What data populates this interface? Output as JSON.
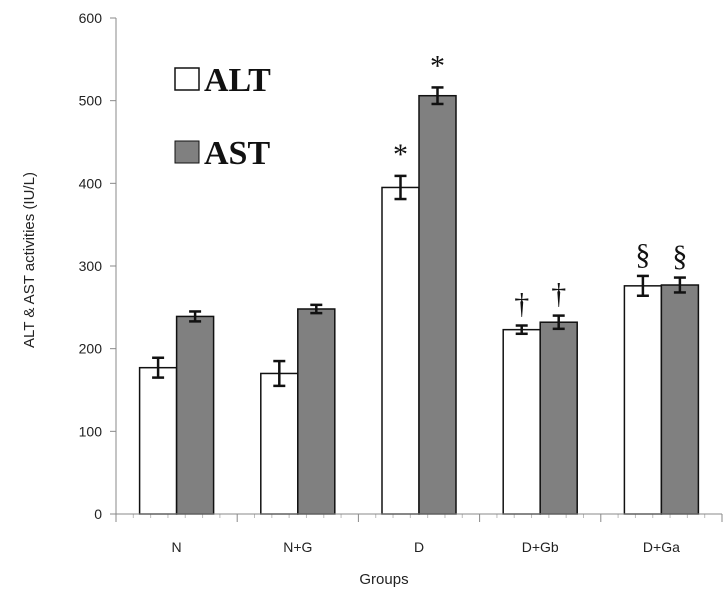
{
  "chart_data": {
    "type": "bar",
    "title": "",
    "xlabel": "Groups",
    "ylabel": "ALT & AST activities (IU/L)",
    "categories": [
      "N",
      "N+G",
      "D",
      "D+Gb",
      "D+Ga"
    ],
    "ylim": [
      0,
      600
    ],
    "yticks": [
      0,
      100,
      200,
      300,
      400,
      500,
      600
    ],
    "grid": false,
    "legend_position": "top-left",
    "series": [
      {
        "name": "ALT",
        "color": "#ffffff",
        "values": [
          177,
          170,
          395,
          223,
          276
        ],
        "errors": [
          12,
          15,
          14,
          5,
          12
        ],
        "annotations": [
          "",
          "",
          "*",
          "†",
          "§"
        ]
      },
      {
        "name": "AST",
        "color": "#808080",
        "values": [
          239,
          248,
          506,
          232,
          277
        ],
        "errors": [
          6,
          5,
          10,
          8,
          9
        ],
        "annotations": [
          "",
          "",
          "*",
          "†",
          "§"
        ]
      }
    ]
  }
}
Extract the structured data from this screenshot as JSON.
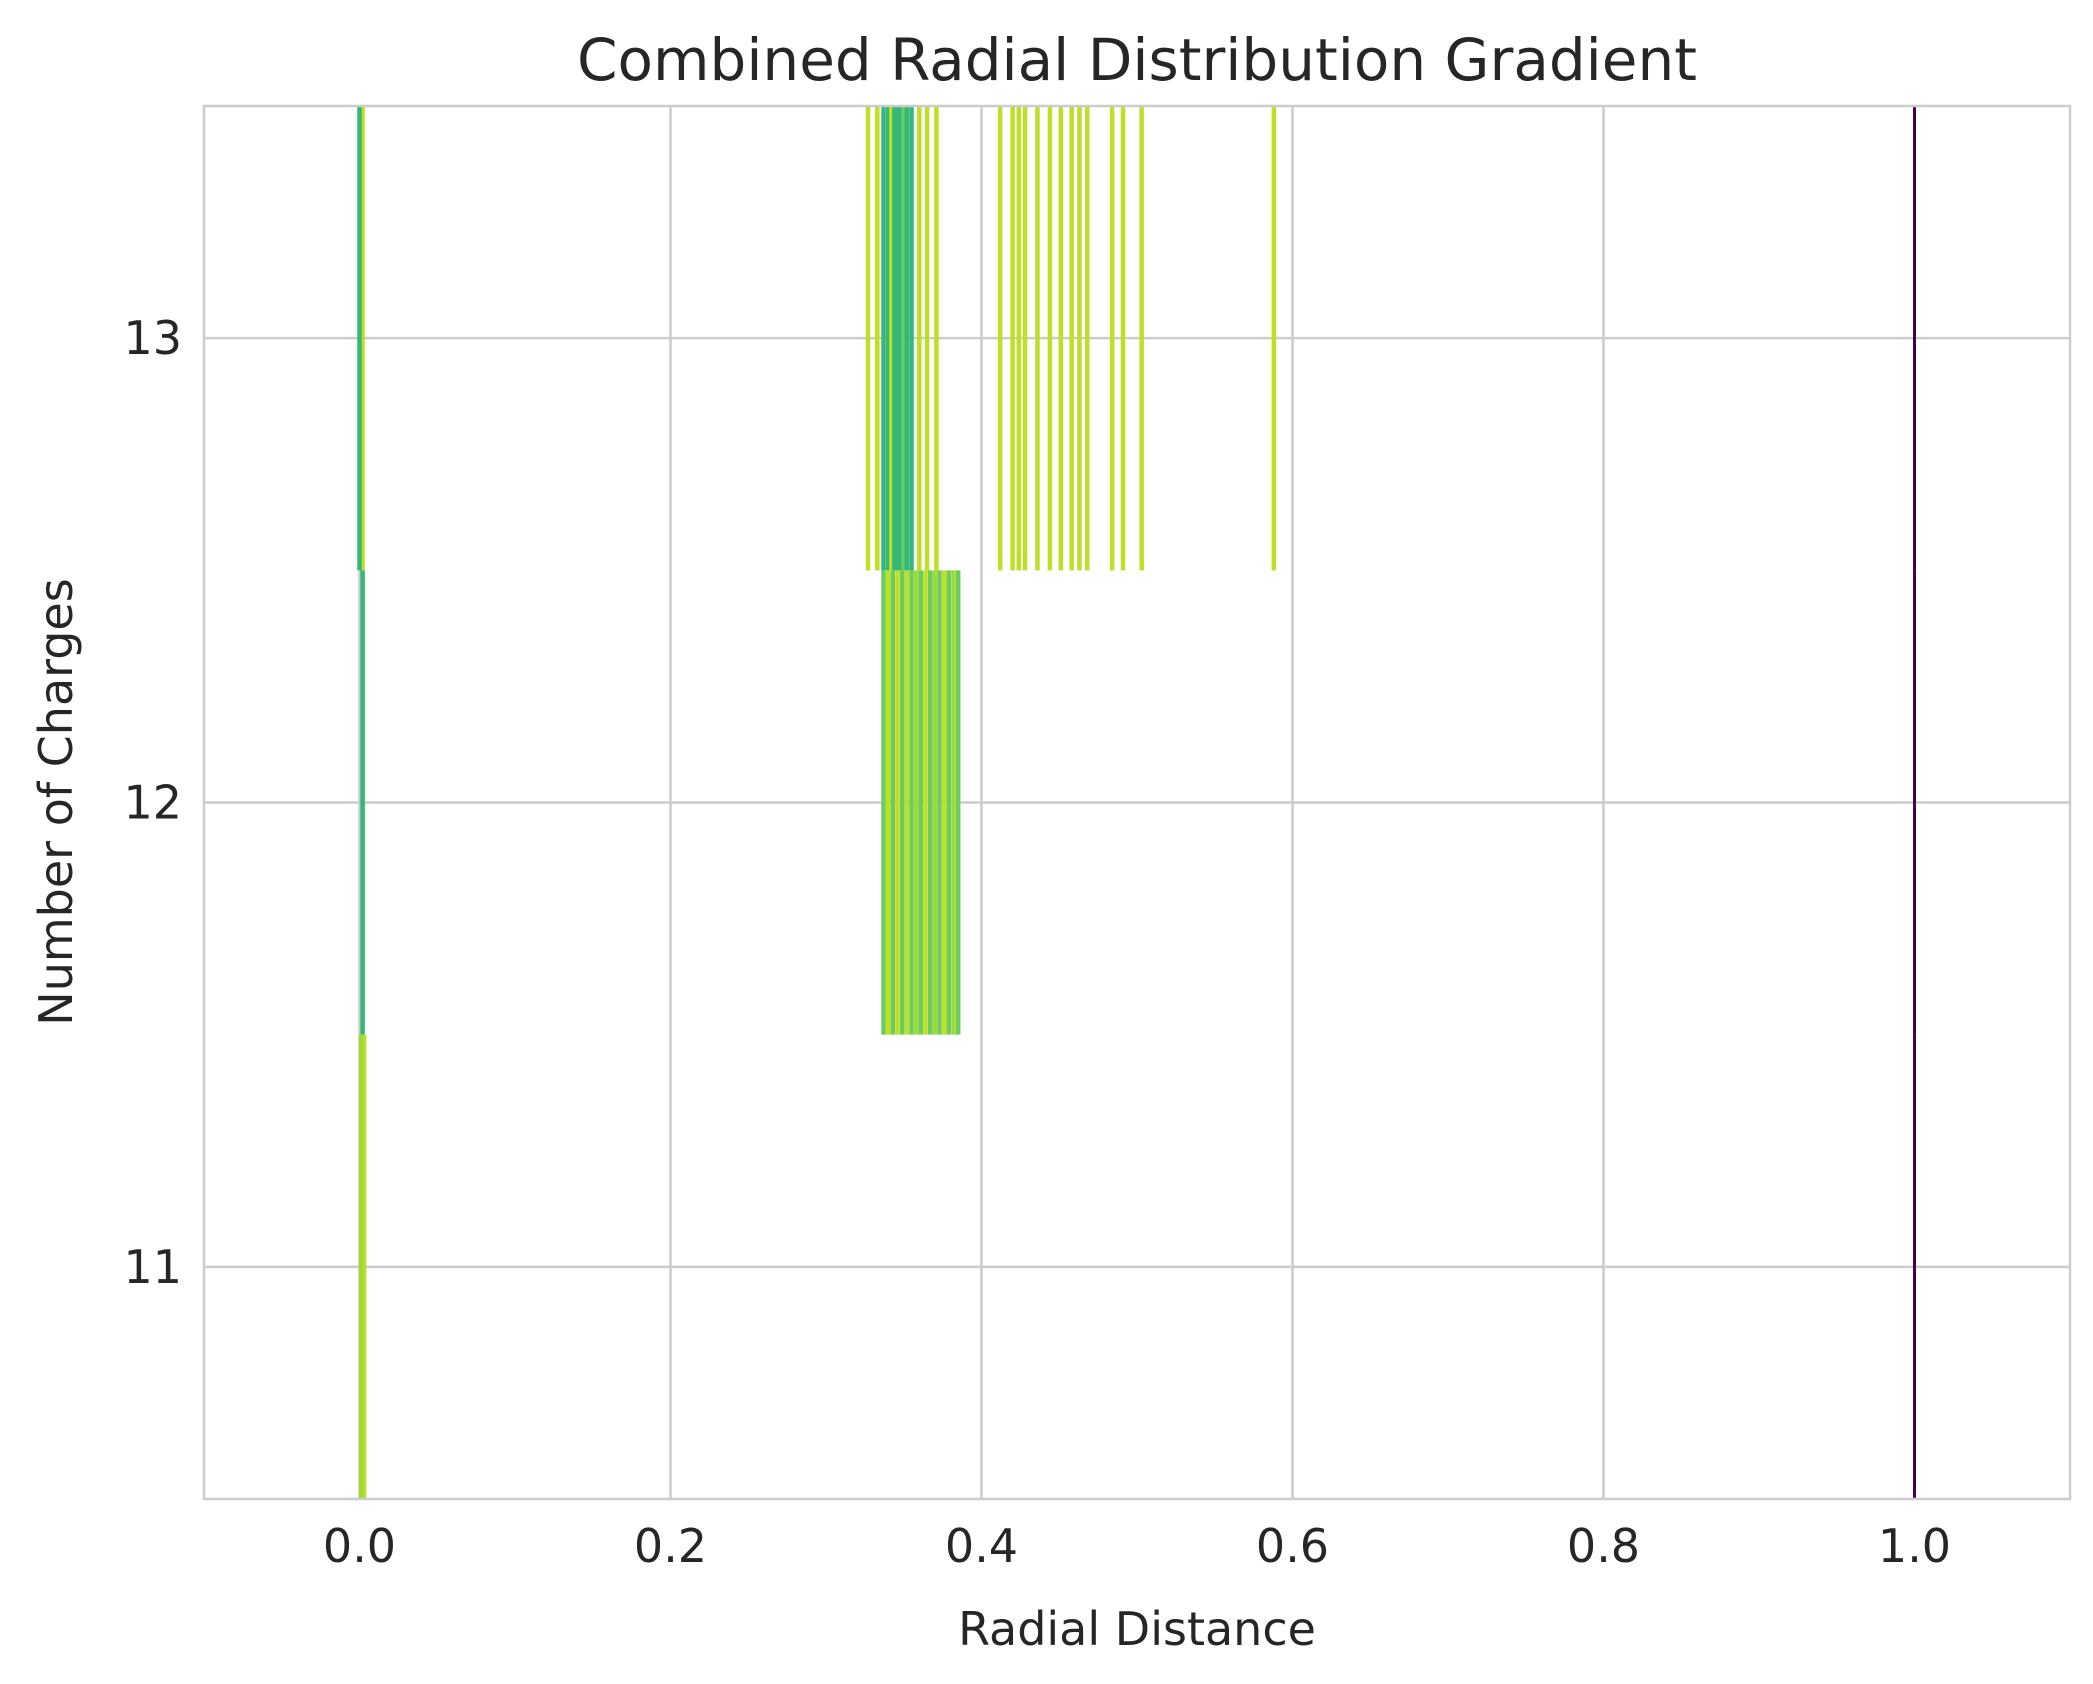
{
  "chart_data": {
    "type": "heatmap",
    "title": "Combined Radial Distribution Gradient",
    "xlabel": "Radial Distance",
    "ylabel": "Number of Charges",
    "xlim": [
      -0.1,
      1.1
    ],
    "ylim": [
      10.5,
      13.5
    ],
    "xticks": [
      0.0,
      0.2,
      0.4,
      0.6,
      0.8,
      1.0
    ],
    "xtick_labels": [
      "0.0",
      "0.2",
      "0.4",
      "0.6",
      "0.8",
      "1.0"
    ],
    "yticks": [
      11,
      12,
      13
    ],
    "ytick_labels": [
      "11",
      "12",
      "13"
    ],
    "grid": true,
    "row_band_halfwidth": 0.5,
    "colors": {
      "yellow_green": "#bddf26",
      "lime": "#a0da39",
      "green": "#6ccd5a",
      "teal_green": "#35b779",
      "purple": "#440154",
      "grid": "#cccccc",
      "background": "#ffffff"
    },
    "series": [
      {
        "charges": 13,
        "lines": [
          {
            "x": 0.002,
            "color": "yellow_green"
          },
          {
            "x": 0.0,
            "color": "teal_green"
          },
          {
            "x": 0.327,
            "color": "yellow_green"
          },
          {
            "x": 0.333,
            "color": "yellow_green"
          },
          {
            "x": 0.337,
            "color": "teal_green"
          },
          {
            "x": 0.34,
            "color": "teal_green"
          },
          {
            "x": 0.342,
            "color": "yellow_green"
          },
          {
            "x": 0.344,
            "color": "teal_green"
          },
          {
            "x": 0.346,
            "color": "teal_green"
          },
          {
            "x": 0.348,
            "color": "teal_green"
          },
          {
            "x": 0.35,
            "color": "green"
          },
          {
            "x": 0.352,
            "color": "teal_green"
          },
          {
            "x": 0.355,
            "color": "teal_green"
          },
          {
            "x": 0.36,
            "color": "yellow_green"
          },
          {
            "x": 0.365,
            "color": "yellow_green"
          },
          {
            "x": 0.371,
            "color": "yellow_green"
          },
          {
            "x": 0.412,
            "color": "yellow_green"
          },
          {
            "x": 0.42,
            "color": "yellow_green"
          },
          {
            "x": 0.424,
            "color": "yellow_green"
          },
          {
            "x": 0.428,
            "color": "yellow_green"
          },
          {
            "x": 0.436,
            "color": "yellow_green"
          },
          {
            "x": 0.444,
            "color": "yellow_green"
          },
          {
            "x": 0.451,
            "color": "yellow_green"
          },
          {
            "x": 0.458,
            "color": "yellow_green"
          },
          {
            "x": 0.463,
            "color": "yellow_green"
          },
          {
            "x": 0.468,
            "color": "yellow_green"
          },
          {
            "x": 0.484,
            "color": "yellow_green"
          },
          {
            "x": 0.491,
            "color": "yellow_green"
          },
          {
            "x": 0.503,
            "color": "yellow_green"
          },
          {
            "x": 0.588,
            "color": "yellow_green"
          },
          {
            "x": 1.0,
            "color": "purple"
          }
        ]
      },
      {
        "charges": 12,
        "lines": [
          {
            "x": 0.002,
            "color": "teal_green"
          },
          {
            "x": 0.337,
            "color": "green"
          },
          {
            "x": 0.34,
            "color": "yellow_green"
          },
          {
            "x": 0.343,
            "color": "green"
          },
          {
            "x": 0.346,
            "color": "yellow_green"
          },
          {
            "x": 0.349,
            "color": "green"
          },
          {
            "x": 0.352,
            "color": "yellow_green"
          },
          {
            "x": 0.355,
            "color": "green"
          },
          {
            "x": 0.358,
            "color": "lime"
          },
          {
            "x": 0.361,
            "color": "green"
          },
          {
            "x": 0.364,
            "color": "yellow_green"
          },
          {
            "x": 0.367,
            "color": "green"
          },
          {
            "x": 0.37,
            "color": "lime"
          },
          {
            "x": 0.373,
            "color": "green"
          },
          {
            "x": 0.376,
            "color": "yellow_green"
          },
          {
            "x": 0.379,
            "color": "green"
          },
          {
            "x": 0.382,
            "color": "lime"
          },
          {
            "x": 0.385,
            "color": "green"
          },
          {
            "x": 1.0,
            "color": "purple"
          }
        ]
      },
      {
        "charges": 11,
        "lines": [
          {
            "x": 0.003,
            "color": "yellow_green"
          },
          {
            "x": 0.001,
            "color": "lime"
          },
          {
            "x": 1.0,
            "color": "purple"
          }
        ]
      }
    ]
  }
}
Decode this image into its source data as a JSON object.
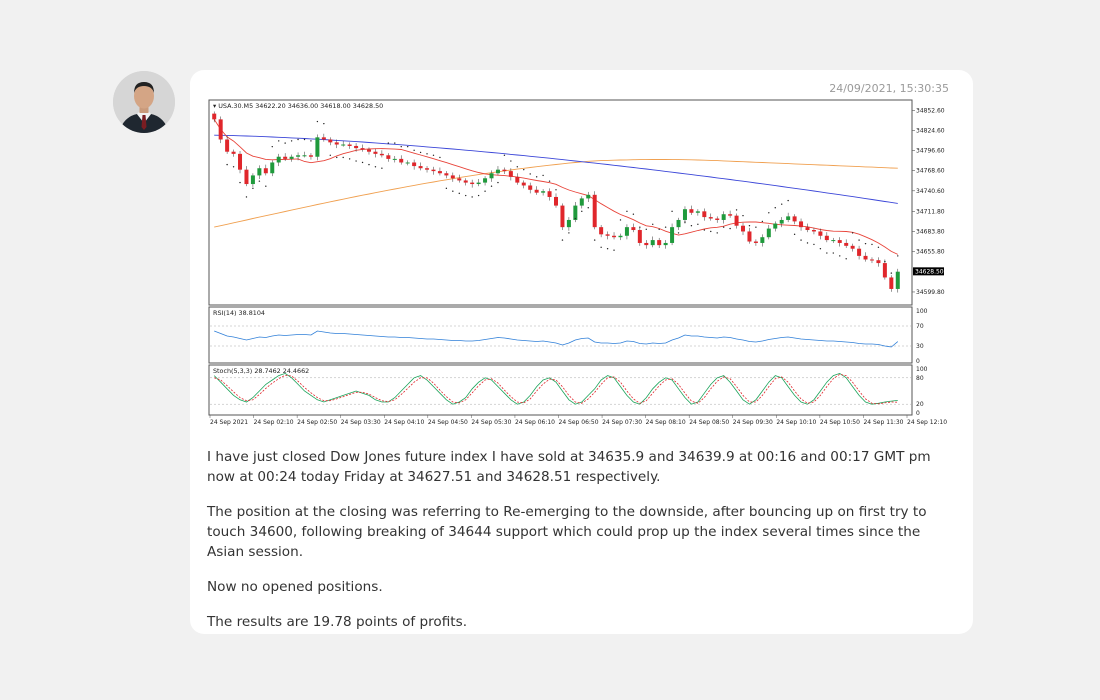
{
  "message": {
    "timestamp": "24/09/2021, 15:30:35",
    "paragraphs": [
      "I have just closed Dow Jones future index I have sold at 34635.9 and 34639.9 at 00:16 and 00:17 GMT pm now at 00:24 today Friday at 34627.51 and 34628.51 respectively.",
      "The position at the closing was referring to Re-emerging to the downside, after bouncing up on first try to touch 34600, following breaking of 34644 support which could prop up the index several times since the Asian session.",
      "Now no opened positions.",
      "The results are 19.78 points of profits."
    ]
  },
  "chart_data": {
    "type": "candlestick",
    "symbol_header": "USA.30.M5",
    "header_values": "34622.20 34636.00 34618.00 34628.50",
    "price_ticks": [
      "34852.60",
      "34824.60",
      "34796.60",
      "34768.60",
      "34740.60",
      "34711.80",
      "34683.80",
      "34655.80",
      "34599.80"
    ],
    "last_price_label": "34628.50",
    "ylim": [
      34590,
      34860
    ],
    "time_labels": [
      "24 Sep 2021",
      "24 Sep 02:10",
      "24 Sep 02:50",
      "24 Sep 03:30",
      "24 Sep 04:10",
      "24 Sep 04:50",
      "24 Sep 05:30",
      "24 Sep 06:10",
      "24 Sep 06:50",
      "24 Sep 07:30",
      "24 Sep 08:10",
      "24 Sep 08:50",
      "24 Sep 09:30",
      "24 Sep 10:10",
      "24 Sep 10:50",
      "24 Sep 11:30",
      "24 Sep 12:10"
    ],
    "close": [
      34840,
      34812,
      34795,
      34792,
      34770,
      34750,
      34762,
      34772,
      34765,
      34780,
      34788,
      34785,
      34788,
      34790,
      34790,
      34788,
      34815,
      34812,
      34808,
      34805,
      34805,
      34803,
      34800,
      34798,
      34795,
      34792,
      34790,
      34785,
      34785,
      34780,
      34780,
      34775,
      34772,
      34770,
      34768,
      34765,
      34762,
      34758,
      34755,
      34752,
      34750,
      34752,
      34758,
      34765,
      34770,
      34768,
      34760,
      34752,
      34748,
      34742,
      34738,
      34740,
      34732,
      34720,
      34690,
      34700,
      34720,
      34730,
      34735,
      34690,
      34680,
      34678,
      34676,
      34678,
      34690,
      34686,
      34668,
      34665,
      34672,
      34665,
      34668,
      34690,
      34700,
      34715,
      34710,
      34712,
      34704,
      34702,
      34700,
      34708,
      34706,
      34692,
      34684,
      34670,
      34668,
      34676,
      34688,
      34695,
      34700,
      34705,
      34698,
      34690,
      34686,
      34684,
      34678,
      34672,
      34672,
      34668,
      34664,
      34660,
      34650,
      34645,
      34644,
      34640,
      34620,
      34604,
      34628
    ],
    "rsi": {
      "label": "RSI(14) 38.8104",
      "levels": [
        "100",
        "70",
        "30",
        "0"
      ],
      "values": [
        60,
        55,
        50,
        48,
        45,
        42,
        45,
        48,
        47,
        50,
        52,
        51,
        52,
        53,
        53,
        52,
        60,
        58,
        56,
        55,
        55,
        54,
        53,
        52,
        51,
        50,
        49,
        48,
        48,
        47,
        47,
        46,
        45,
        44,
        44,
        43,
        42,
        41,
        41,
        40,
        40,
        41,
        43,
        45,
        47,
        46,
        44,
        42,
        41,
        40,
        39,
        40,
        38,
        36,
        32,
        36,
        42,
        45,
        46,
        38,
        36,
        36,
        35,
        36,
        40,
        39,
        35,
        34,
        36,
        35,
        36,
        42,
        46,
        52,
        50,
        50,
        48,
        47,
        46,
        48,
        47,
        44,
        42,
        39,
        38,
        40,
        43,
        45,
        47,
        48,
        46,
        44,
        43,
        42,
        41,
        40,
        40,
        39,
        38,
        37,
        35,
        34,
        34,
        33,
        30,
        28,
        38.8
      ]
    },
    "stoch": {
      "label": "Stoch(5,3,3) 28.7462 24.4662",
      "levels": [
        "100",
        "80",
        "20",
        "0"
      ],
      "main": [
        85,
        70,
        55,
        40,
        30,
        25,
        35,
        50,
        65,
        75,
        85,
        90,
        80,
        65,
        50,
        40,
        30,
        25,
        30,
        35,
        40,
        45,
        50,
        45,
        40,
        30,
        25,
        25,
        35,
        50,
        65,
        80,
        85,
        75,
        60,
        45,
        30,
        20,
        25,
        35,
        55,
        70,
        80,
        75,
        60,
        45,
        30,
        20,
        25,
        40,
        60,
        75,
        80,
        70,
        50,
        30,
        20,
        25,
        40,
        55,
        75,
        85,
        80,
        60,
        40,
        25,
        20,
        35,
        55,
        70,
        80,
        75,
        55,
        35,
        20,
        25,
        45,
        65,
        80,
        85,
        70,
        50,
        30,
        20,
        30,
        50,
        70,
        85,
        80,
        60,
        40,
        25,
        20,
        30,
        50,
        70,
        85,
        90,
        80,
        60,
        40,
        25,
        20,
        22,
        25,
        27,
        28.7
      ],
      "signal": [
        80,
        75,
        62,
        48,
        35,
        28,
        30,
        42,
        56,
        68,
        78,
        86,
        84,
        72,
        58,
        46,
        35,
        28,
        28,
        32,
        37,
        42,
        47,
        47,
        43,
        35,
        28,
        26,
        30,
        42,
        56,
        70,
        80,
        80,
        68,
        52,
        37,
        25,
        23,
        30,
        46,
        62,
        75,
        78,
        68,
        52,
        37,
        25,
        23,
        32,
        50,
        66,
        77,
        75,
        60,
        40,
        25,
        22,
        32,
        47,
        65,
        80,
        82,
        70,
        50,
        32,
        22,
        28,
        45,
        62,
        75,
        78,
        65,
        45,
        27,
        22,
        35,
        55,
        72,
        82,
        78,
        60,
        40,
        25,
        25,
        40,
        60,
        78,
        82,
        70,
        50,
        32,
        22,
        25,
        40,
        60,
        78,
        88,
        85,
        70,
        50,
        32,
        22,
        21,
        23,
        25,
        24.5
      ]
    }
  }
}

Requirement →
In the lines above, locate the string "Radial". Copy every line where it occurs.

Full response →
    "title": "Combined Radial Distribution Gradient",
    "xlabel": "Radial Distance",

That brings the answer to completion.